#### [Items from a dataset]
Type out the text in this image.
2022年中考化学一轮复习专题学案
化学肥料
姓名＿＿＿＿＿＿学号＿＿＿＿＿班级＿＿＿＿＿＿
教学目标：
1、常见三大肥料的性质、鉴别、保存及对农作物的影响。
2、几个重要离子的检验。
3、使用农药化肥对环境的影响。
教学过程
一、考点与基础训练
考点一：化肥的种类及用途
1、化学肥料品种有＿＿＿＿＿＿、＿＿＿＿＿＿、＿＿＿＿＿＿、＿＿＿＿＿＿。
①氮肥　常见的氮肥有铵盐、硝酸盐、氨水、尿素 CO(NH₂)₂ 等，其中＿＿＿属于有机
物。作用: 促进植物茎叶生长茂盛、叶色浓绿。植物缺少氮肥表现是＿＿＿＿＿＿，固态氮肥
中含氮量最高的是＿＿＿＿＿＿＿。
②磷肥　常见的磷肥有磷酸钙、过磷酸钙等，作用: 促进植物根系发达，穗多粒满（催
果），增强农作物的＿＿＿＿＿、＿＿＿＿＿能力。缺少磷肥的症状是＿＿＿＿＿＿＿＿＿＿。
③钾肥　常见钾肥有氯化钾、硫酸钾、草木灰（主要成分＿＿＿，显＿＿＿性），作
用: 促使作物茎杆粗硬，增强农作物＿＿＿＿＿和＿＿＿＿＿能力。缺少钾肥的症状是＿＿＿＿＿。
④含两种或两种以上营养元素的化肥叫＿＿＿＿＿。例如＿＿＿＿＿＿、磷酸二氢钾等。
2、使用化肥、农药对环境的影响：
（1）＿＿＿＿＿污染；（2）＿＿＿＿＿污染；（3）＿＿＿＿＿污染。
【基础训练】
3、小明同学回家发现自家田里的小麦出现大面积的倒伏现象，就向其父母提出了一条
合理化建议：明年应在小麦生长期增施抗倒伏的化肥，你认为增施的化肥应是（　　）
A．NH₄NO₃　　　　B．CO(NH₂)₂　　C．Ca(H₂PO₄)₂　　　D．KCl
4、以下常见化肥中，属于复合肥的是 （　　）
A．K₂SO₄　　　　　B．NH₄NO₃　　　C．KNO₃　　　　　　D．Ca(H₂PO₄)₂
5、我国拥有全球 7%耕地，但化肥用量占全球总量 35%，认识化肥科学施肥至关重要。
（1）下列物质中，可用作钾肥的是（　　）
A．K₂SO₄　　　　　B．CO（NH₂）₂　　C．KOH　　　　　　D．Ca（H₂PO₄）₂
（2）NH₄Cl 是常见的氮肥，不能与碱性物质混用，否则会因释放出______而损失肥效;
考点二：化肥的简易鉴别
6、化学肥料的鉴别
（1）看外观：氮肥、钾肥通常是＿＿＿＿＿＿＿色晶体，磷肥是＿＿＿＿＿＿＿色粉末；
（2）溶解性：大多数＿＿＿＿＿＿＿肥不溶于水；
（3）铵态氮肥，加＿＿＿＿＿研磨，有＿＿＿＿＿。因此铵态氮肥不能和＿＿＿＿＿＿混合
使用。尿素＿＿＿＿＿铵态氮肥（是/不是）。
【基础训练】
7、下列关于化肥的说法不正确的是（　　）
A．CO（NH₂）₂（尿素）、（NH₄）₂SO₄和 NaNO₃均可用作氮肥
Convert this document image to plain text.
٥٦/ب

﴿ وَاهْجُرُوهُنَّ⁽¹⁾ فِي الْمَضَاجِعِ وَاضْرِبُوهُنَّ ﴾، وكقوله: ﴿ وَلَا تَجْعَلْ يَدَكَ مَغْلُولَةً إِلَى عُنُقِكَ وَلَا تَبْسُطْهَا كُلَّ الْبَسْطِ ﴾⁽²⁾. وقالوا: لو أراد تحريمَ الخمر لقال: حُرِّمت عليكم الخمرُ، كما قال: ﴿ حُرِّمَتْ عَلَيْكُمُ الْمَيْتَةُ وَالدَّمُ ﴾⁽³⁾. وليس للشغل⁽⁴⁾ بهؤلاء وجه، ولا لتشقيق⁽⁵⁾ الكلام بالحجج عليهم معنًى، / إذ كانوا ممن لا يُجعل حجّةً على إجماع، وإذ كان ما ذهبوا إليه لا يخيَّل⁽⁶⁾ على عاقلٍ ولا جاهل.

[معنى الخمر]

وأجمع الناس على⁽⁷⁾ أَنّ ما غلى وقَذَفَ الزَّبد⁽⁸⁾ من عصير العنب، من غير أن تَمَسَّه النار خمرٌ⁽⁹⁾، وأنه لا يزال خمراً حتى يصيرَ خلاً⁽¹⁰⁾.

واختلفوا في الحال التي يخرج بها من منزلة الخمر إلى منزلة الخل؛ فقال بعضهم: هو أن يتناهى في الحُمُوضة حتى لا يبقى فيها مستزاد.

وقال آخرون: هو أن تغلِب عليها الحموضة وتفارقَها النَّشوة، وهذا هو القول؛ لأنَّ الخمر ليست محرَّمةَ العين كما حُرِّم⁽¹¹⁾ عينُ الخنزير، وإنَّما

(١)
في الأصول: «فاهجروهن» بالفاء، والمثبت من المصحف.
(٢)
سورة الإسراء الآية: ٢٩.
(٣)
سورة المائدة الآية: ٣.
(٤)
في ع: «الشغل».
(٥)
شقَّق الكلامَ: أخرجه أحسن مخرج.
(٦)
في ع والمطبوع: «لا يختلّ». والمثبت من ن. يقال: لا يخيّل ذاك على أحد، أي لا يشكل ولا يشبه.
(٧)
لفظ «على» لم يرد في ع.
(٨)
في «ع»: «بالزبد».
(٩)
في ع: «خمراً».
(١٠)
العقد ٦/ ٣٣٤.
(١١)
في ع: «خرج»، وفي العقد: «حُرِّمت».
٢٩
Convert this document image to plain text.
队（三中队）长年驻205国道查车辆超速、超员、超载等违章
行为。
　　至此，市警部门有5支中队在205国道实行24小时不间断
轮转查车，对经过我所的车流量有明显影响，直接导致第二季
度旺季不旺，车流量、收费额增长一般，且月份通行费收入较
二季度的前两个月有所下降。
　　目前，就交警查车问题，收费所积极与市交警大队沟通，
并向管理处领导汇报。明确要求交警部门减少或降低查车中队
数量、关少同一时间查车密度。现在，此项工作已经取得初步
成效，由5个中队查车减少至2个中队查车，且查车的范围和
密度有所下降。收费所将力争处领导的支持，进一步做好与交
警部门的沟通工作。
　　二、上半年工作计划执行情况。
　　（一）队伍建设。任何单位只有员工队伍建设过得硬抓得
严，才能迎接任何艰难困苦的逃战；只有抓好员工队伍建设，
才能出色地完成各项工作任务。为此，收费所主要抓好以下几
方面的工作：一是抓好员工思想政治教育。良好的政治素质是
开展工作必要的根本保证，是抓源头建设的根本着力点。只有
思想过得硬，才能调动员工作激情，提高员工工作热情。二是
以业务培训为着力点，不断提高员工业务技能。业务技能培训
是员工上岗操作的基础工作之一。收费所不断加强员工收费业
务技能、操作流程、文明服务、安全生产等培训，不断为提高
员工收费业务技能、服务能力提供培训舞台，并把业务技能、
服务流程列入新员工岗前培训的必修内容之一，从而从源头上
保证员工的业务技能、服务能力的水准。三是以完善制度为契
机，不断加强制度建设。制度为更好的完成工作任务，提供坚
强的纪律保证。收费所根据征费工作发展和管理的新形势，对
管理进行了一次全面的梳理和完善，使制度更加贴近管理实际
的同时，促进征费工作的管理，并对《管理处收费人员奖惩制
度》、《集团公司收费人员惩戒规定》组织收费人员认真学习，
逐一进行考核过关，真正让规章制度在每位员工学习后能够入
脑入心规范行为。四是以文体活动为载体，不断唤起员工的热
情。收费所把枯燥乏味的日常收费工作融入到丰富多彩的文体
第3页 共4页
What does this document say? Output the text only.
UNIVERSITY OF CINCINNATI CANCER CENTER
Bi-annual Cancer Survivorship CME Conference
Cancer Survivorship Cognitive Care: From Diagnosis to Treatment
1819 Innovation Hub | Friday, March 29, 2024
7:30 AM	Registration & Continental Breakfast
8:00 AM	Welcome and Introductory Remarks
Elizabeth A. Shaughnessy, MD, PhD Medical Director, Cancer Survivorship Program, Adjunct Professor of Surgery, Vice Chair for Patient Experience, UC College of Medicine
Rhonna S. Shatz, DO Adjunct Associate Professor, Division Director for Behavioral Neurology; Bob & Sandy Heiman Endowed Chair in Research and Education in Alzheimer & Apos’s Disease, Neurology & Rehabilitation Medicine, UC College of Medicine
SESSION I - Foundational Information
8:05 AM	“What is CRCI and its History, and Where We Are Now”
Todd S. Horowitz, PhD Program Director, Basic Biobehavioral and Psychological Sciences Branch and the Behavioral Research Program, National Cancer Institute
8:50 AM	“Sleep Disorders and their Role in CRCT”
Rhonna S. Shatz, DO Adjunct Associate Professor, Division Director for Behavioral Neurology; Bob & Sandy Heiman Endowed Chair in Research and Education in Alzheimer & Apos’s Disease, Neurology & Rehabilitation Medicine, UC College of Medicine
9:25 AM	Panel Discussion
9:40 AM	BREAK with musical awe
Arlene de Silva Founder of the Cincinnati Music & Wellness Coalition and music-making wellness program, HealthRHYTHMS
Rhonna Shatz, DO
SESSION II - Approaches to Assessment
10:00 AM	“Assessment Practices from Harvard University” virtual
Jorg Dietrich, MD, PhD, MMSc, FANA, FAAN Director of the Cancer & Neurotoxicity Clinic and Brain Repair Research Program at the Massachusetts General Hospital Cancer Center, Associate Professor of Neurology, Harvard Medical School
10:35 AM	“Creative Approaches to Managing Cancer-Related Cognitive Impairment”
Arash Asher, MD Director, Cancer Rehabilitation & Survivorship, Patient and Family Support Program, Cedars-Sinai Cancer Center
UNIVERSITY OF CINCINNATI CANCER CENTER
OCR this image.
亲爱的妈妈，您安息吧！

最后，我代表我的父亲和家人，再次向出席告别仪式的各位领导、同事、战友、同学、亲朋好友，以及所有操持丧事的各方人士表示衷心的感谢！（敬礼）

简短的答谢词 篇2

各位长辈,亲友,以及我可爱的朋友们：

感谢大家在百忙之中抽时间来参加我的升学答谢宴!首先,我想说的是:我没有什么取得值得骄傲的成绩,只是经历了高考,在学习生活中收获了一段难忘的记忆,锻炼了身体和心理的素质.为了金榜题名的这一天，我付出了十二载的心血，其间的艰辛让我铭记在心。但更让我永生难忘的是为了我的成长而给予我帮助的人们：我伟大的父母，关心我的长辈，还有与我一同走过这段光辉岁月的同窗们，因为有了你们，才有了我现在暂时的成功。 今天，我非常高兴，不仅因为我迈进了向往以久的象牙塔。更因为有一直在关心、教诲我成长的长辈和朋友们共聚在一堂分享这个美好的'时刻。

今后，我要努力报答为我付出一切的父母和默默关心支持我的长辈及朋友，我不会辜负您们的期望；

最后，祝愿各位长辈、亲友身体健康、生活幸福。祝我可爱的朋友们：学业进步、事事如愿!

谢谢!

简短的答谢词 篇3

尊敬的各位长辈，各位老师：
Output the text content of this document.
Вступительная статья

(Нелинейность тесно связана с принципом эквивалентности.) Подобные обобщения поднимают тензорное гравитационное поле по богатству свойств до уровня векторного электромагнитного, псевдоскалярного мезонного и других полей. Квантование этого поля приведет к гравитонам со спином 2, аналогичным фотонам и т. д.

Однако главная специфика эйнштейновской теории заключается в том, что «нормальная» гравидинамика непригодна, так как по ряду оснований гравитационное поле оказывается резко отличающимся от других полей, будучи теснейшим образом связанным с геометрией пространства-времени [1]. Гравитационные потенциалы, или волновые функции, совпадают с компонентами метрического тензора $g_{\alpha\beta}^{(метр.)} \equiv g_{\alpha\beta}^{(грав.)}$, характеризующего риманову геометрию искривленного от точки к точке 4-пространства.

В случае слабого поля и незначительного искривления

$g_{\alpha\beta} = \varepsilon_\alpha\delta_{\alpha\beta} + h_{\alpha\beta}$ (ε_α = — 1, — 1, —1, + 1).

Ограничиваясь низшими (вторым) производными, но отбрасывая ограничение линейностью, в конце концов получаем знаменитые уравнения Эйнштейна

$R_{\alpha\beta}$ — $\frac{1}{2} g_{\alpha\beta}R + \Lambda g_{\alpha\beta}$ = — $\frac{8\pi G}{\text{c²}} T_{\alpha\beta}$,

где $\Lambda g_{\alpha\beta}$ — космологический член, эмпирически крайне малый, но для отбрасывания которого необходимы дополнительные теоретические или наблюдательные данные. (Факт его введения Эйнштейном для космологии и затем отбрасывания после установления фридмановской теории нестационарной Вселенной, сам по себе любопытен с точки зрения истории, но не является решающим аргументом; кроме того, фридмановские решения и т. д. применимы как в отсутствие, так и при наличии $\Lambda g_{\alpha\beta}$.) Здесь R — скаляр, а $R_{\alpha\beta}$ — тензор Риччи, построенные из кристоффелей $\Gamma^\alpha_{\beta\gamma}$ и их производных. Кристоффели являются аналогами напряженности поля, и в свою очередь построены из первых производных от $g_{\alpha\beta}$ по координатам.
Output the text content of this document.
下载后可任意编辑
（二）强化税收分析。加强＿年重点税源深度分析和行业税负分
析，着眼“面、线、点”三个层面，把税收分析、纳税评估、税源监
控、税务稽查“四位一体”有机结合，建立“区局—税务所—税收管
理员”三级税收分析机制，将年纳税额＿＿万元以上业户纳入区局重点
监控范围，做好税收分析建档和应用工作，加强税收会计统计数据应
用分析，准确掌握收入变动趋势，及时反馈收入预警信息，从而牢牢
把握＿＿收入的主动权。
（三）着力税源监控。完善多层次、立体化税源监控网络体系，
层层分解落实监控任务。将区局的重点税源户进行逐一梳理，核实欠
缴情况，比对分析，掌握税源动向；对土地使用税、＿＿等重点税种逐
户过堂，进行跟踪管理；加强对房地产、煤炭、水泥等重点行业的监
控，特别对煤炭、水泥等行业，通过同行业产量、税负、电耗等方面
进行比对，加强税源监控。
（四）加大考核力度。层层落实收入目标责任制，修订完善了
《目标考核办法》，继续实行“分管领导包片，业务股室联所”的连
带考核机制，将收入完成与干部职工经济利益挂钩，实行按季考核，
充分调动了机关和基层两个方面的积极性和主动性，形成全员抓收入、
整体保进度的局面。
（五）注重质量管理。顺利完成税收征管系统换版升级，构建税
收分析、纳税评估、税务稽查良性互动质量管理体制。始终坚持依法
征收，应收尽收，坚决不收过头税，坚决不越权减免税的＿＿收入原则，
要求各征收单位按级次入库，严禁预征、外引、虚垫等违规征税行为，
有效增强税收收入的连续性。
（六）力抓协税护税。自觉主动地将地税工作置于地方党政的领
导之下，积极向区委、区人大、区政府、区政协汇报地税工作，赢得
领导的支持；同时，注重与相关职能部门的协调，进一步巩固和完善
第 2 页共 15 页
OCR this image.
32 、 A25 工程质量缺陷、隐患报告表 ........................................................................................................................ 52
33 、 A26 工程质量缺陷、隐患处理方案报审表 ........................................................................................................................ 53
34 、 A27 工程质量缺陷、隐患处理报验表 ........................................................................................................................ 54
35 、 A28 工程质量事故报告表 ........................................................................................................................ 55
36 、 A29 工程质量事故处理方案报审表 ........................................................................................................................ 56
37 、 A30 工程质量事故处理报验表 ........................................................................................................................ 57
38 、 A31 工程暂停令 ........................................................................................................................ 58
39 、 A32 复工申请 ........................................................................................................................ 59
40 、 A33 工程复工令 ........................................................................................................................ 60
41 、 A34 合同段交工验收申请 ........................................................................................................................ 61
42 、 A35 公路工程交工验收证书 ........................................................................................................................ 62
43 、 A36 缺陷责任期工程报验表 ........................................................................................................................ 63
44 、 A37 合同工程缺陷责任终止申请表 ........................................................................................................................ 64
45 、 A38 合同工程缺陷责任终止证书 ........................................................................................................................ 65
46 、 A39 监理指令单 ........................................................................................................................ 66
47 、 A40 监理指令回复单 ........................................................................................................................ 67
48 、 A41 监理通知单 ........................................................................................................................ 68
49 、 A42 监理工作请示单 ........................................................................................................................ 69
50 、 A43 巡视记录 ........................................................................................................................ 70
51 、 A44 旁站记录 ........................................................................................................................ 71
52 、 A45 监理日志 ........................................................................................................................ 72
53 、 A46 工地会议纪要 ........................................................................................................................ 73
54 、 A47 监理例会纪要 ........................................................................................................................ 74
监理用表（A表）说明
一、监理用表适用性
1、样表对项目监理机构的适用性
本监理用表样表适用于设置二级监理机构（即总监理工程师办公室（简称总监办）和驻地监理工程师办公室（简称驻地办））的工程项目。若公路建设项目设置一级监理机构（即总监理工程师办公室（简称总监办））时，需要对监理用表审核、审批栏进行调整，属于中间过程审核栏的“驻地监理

#### [PROBLEM]
Whenever "铵态氮肥" turns up in a line, pick that line out.

#### [THE SOLUTION]
（3）铵态氮肥，加＿＿＿＿＿研磨，有＿＿＿＿＿。因此铵态氮肥不能和＿＿＿＿＿＿混合
使用。尿素＿＿＿＿＿铵态氮肥（是/不是）。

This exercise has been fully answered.